(Data records)
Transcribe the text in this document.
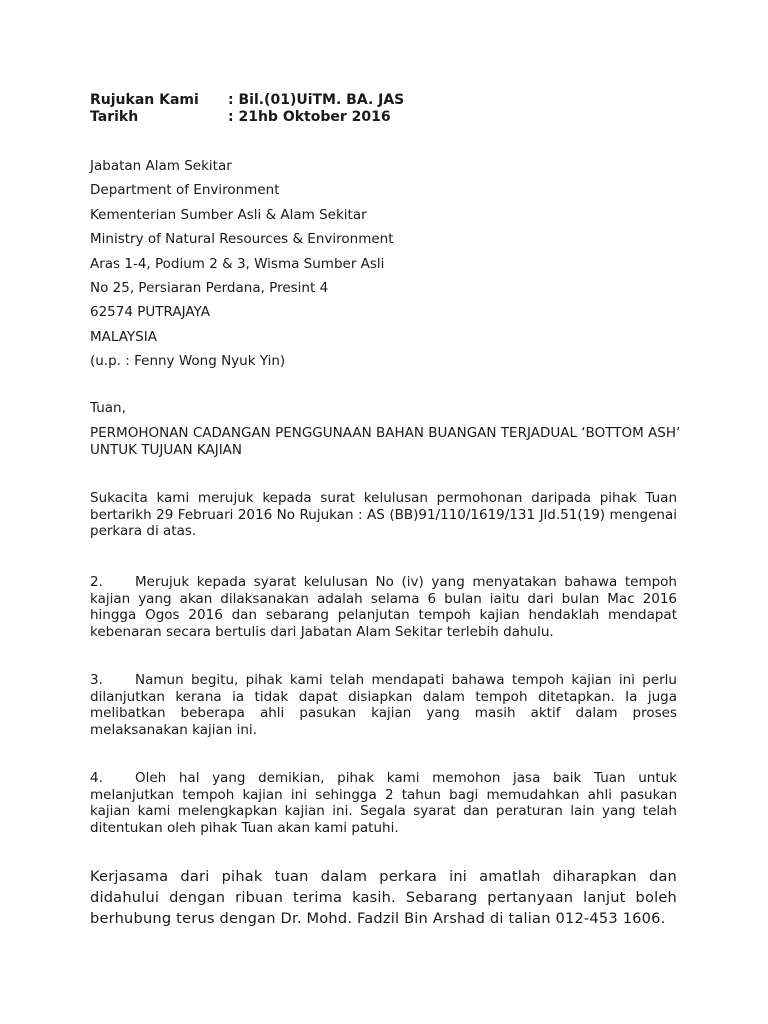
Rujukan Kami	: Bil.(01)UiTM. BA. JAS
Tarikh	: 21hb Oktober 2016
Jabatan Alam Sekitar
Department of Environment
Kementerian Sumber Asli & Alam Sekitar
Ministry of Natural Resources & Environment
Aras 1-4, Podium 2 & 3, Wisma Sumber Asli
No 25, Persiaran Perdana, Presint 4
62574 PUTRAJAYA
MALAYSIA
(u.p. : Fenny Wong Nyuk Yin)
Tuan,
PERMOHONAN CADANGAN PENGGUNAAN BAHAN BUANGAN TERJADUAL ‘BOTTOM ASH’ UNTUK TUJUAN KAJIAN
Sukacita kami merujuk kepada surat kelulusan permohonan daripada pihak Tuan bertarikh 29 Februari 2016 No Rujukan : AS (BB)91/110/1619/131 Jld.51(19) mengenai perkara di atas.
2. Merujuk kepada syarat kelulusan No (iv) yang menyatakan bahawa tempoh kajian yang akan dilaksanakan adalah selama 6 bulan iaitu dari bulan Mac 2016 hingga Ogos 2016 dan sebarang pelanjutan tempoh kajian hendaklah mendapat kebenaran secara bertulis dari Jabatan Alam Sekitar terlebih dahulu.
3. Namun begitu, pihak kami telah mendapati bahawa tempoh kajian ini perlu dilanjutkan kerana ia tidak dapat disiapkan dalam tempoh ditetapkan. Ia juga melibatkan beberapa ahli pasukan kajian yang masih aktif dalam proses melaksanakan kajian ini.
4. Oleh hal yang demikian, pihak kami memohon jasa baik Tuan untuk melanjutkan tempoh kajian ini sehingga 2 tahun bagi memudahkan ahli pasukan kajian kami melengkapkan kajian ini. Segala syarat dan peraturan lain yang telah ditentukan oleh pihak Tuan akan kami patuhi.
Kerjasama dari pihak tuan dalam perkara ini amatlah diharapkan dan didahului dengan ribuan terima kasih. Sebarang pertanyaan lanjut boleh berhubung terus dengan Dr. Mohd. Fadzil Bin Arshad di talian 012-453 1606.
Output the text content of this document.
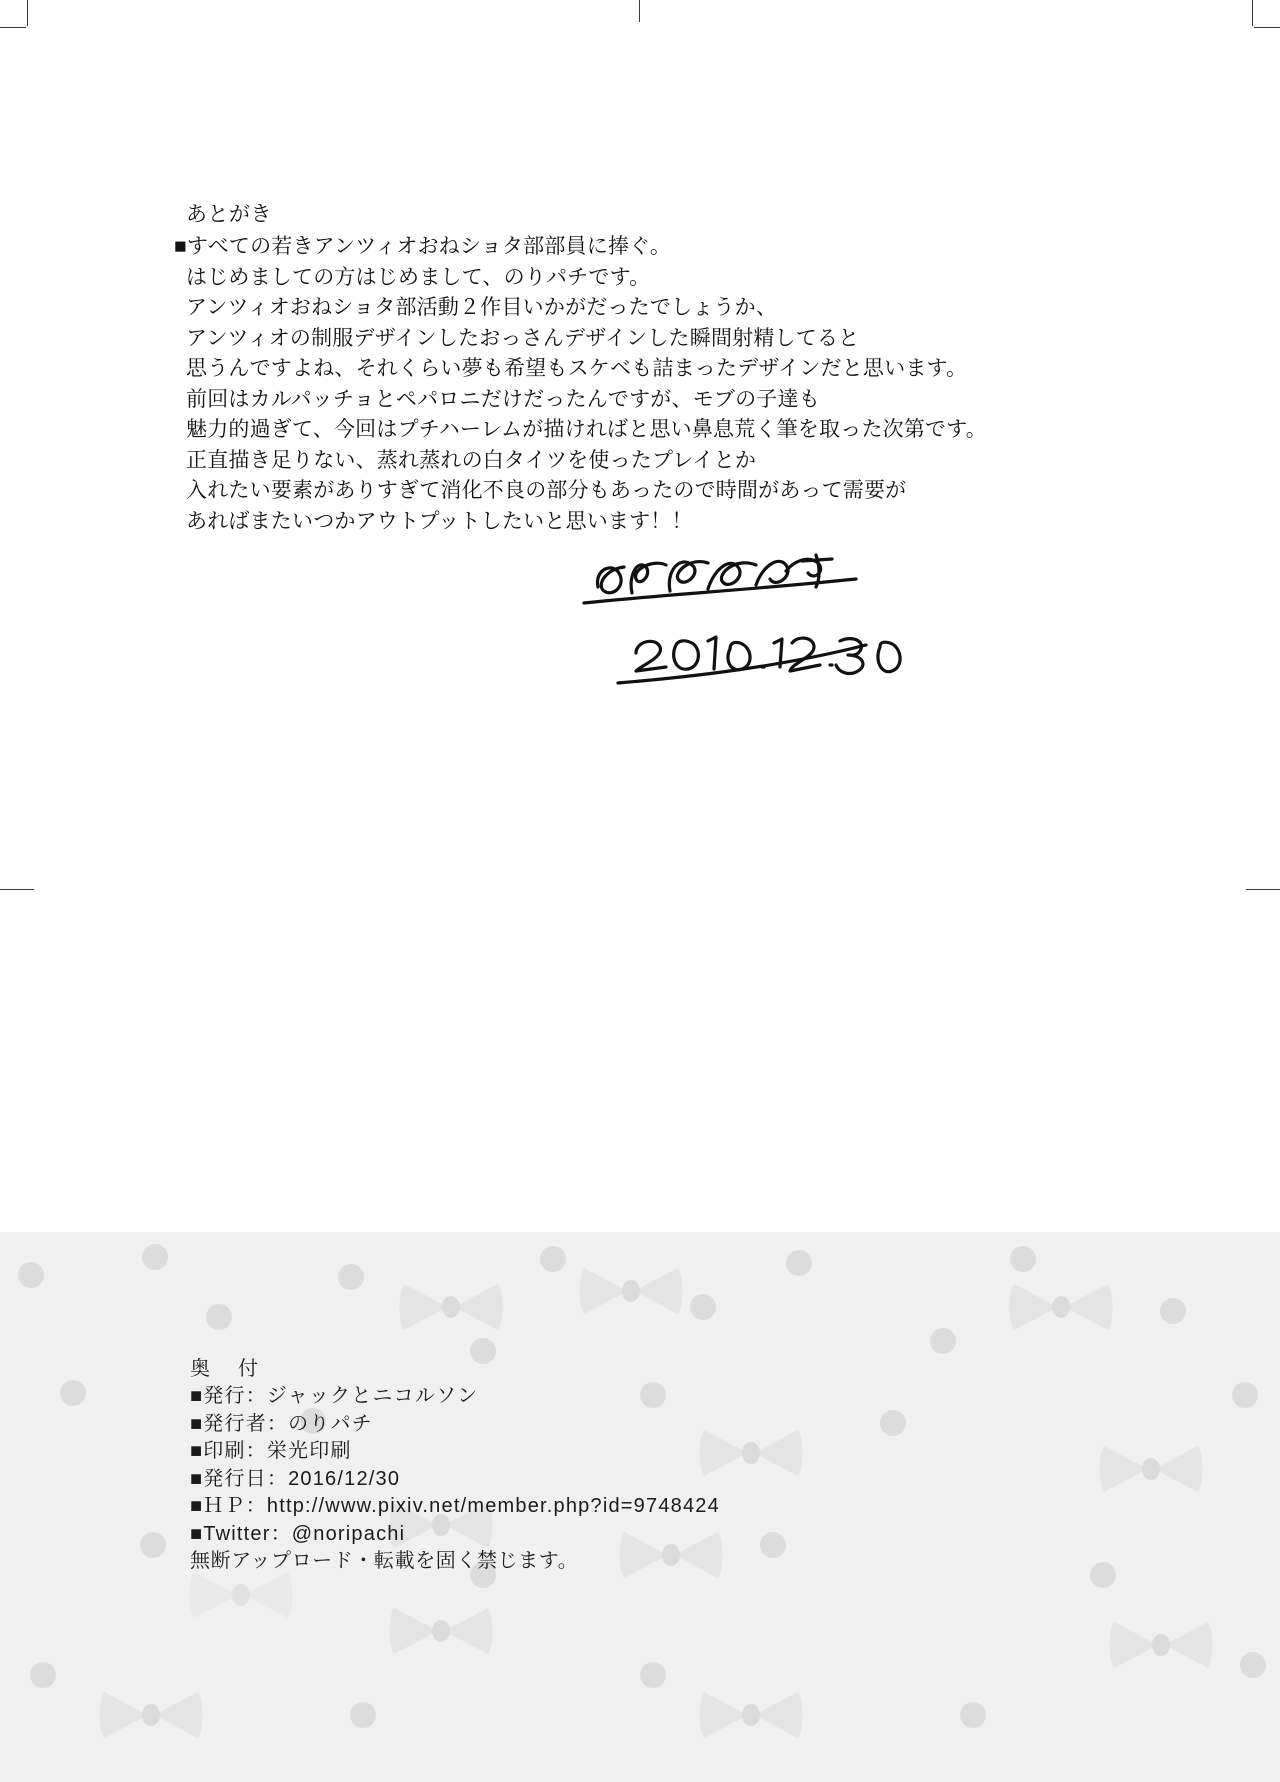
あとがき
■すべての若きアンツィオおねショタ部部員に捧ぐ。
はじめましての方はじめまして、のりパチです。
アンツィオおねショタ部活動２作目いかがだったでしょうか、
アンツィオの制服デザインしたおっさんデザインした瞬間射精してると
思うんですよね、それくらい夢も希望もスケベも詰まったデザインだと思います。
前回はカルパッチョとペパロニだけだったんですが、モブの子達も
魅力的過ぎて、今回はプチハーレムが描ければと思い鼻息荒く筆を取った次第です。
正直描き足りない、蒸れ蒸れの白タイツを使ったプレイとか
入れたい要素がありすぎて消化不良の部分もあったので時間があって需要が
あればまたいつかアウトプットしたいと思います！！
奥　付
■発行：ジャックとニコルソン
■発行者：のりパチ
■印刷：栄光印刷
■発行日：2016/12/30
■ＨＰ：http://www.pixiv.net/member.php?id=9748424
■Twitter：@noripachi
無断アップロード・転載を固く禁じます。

§ **OBJECTIVE**:
Each line in the data that holds the string "Asli" should be found and copied.

§ **RESPONSE**:
Kementerian Sumber Asli & Alam Sekitar
Aras 1-4, Podium 2 & 3, Wisma Sumber Asli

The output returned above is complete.